------ Available records ------

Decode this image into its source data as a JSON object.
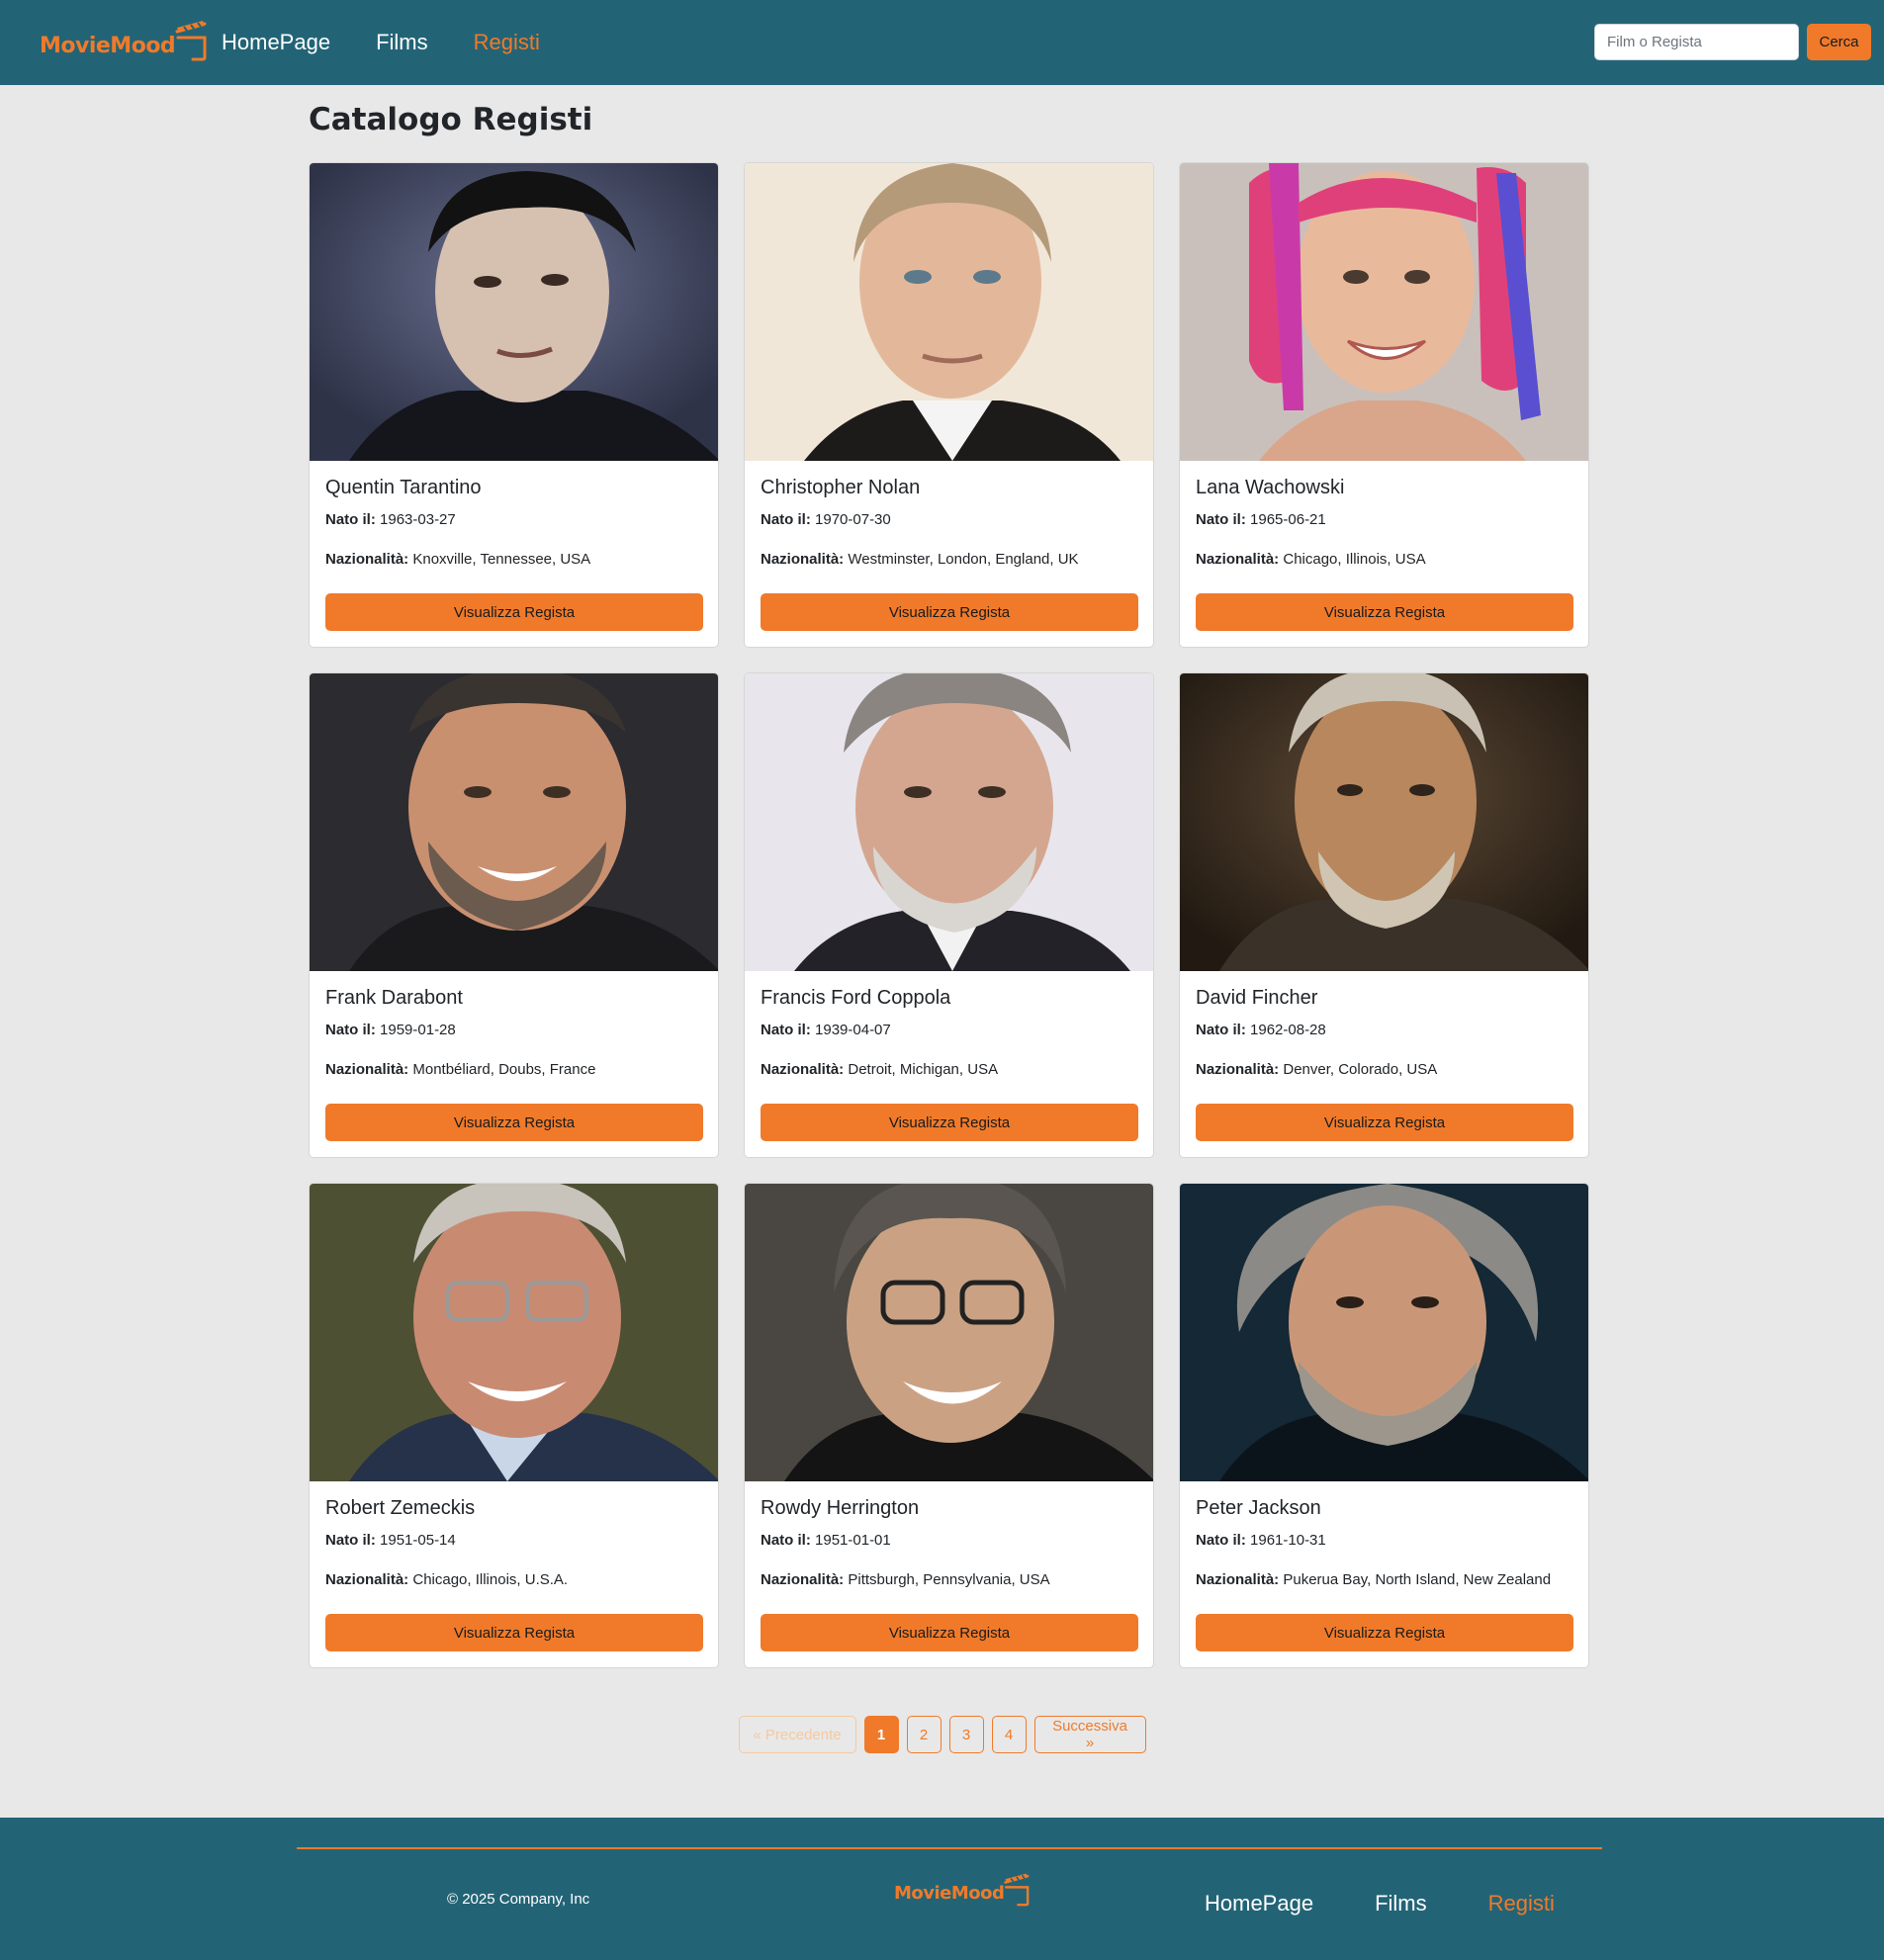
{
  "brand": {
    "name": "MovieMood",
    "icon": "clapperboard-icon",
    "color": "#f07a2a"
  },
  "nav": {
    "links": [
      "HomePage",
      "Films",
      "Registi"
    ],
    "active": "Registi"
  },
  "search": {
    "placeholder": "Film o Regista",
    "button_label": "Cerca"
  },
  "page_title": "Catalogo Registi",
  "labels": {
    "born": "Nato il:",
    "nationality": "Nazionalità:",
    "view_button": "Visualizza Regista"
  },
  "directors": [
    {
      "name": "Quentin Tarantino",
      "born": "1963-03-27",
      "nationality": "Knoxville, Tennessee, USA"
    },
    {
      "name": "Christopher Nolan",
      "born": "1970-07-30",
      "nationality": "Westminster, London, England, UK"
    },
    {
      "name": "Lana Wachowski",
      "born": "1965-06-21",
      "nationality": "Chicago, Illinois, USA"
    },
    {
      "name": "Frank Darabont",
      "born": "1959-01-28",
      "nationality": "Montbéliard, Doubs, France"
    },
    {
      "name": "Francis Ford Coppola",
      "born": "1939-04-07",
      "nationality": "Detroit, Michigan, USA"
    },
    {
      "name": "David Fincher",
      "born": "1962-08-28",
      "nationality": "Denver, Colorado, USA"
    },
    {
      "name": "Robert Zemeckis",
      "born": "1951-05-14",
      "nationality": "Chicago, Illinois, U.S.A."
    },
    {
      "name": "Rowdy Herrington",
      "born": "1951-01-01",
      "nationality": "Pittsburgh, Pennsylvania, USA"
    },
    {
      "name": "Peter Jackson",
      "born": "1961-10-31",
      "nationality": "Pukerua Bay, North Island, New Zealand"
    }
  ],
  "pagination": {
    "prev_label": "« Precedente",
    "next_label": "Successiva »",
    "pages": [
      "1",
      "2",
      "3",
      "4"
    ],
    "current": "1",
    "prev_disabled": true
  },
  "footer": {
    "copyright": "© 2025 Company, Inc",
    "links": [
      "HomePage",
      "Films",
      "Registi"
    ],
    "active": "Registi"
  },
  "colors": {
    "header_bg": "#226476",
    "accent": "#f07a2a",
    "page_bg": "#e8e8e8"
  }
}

------

__Do this__
All the records above need to be given again word for word. Skip the pictures.

__Task solution__
Decode this image into its source data as a JSON object.
{
  "brand": {
    "name": "MovieMood",
    "icon": "clapperboard-icon",
    "color": "#f07a2a"
  },
  "nav": {
    "links": [
      "HomePage",
      "Films",
      "Registi"
    ],
    "active": "Registi"
  },
  "search": {
    "placeholder": "Film o Regista",
    "button_label": "Cerca"
  },
  "page_title": "Catalogo Registi",
  "labels": {
    "born": "Nato il:",
    "nationality": "Nazionalità:",
    "view_button": "Visualizza Regista"
  },
  "directors": [
    {
      "name": "Quentin Tarantino",
      "born": "1963-03-27",
      "nationality": "Knoxville, Tennessee, USA"
    },
    {
      "name": "Christopher Nolan",
      "born": "1970-07-30",
      "nationality": "Westminster, London, England, UK"
    },
    {
      "name": "Lana Wachowski",
      "born": "1965-06-21",
      "nationality": "Chicago, Illinois, USA"
    },
    {
      "name": "Frank Darabont",
      "born": "1959-01-28",
      "nationality": "Montbéliard, Doubs, France"
    },
    {
      "name": "Francis Ford Coppola",
      "born": "1939-04-07",
      "nationality": "Detroit, Michigan, USA"
    },
    {
      "name": "David Fincher",
      "born": "1962-08-28",
      "nationality": "Denver, Colorado, USA"
    },
    {
      "name": "Robert Zemeckis",
      "born": "1951-05-14",
      "nationality": "Chicago, Illinois, U.S.A."
    },
    {
      "name": "Rowdy Herrington",
      "born": "1951-01-01",
      "nationality": "Pittsburgh, Pennsylvania, USA"
    },
    {
      "name": "Peter Jackson",
      "born": "1961-10-31",
      "nationality": "Pukerua Bay, North Island, New Zealand"
    }
  ],
  "pagination": {
    "prev_label": "« Precedente",
    "next_label": "Successiva »",
    "pages": [
      "1",
      "2",
      "3",
      "4"
    ],
    "current": "1",
    "prev_disabled": true
  },
  "footer": {
    "copyright": "© 2025 Company, Inc",
    "links": [
      "HomePage",
      "Films",
      "Registi"
    ],
    "active": "Registi"
  },
  "colors": {
    "header_bg": "#226476",
    "accent": "#f07a2a",
    "page_bg": "#e8e8e8"
  }
}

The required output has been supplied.